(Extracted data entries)
>>

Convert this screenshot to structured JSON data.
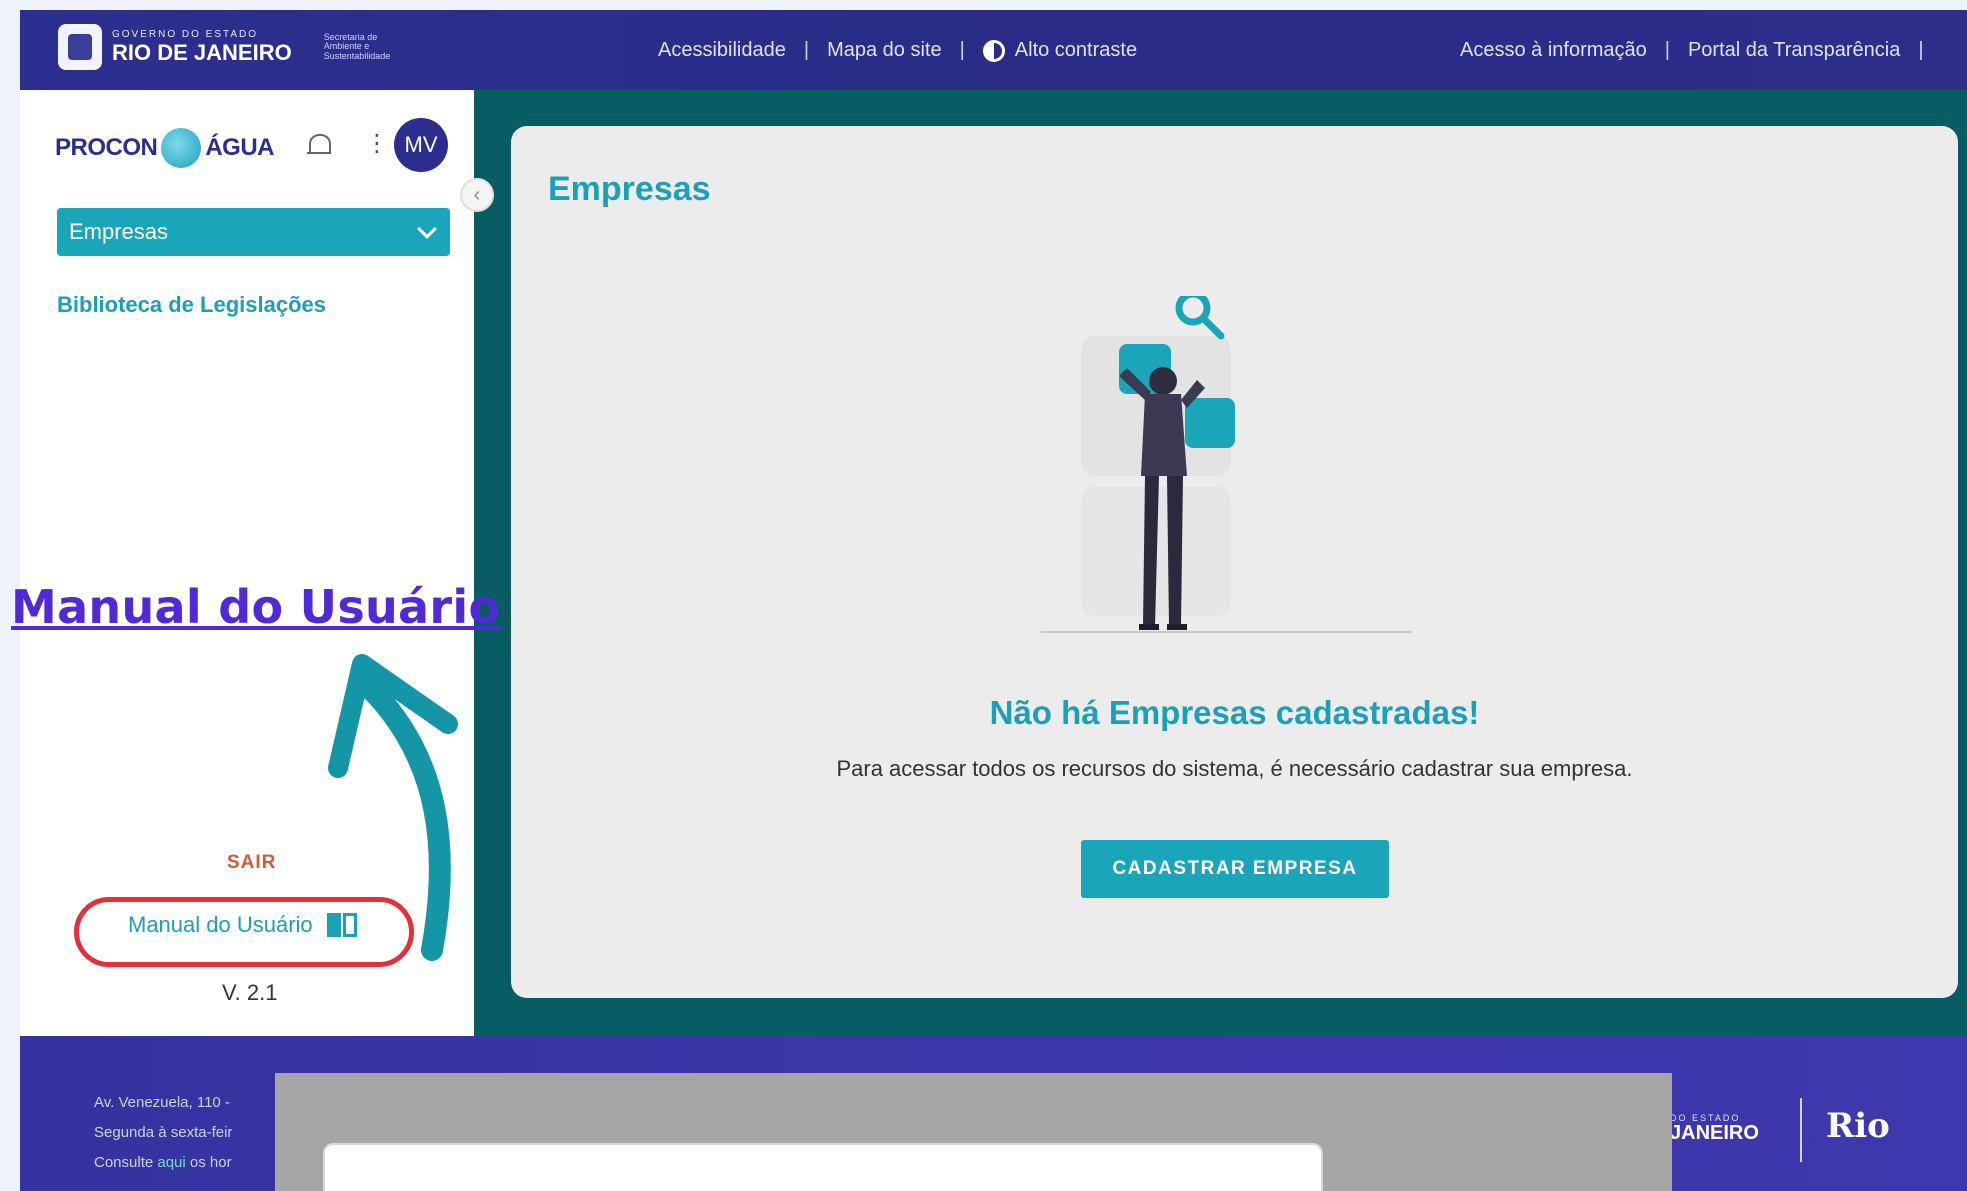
{
  "header": {
    "gov_small": "GOVERNO DO ESTADO",
    "gov_big": "RIO DE JANEIRO",
    "secretaria": "Secretaria de Ambiente e Sustentabilidade",
    "links_center": [
      "Acessibilidade",
      "Mapa do site",
      "Alto contraste"
    ],
    "links_right": [
      "Acesso à informação",
      "Portal da Transparência"
    ]
  },
  "sidebar": {
    "brand_left": "PROCON",
    "brand_right": "ÁGUA",
    "avatar_initials": "MV",
    "menu": {
      "active_label": "Empresas",
      "link_label": "Biblioteca de Legislações"
    },
    "logout_label": "SAIR",
    "manual_label": "Manual do Usuário",
    "version": "V. 2.1"
  },
  "main": {
    "title": "Empresas",
    "empty_title": "Não há Empresas cadastradas!",
    "empty_text": "Para acessar todos os recursos do sistema, é necessário cadastrar sua empresa.",
    "cta_label": "CADASTRAR EMPRESA"
  },
  "footer": {
    "line1": "Av. Venezuela, 110 -",
    "line2": "Segunda à sexta-feir",
    "line3_prefix": "Consulte",
    "line3_link": "aqui",
    "line3_suffix": "os hor",
    "logo_small": "DO ESTADO",
    "logo_big": "JANEIRO",
    "rio_logo": "Rio"
  },
  "annotation": {
    "overlay_link": "Manual do Usuário",
    "arrow_color": "#1596a6",
    "circle_color": "#e3303a"
  },
  "colors": {
    "topbar": "#2c2f8f",
    "teal": "#1aa6b8",
    "main_bg": "#075d61",
    "card_bg": "#ececec",
    "logout": "#cf5a3c"
  }
}
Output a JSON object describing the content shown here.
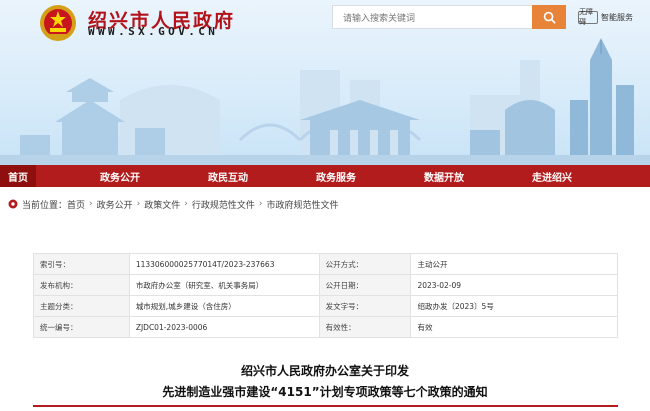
{
  "header": {
    "site_title": "绍兴市人民政府",
    "site_url": "WWW.SX.GOV.CN",
    "search_placeholder": "请输入搜索关键词",
    "accessible_label": "智能服务",
    "accessible_box": "无障碍"
  },
  "nav": {
    "items": [
      {
        "label": "首页",
        "active": true
      },
      {
        "label": "政务公开"
      },
      {
        "label": "政民互动"
      },
      {
        "label": "政务服务"
      },
      {
        "label": "数据开放"
      },
      {
        "label": "走进绍兴"
      }
    ]
  },
  "breadcrumb": {
    "prefix": "当前位置：",
    "items": [
      "首页",
      "政务公开",
      "政策文件",
      "行政规范性文件",
      "市政府规范性文件"
    ]
  },
  "meta": {
    "rows": [
      {
        "l1": "索引号：",
        "v1": "11330600002577014T/2023-237663",
        "l2": "公开方式：",
        "v2": "主动公开"
      },
      {
        "l1": "发布机构：",
        "v1": "市政府办公室（研究室、机关事务局）",
        "l2": "公开日期：",
        "v2": "2023-02-09"
      },
      {
        "l1": "主题分类：",
        "v1": "城市规划,城乡建设（含住房）",
        "l2": "发文字号：",
        "v2": "绍政办发〔2023〕5号"
      },
      {
        "l1": "统一编号：",
        "v1": "ZJDC01-2023-0006",
        "l2": "有效性：",
        "v2": "有效"
      }
    ]
  },
  "document": {
    "title_line1": "绍兴市人民政府办公室关于印发",
    "title_line2": "先进制造业强市建设“4151”计划专项政策等七个政策的通知"
  },
  "colors": {
    "nav_red": "#b21c1c",
    "nav_active": "#8f0f0f",
    "title_red": "#b3121a",
    "search_orange": "#e8833a"
  }
}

<<

EXERCISE BRIEF: Please copy the lines above, starting at the one that holds "Output a JSON" and stopping after the last line, exactly as they appear and minus the pictures.

EXPECTED ANSWER:
Output a JSON object describing the content shown here.
{
  "header": {
    "site_title": "绍兴市人民政府",
    "site_url": "WWW.SX.GOV.CN",
    "search_placeholder": "请输入搜索关键词",
    "accessible_label": "智能服务",
    "accessible_box": "无障碍"
  },
  "nav": {
    "items": [
      {
        "label": "首页",
        "active": true
      },
      {
        "label": "政务公开"
      },
      {
        "label": "政民互动"
      },
      {
        "label": "政务服务"
      },
      {
        "label": "数据开放"
      },
      {
        "label": "走进绍兴"
      }
    ]
  },
  "breadcrumb": {
    "prefix": "当前位置：",
    "items": [
      "首页",
      "政务公开",
      "政策文件",
      "行政规范性文件",
      "市政府规范性文件"
    ]
  },
  "meta": {
    "rows": [
      {
        "l1": "索引号：",
        "v1": "11330600002577014T/2023-237663",
        "l2": "公开方式：",
        "v2": "主动公开"
      },
      {
        "l1": "发布机构：",
        "v1": "市政府办公室（研究室、机关事务局）",
        "l2": "公开日期：",
        "v2": "2023-02-09"
      },
      {
        "l1": "主题分类：",
        "v1": "城市规划,城乡建设（含住房）",
        "l2": "发文字号：",
        "v2": "绍政办发〔2023〕5号"
      },
      {
        "l1": "统一编号：",
        "v1": "ZJDC01-2023-0006",
        "l2": "有效性：",
        "v2": "有效"
      }
    ]
  },
  "document": {
    "title_line1": "绍兴市人民政府办公室关于印发",
    "title_line2": "先进制造业强市建设“4151”计划专项政策等七个政策的通知"
  },
  "colors": {
    "nav_red": "#b21c1c",
    "nav_active": "#8f0f0f",
    "title_red": "#b3121a",
    "search_orange": "#e8833a"
  }
}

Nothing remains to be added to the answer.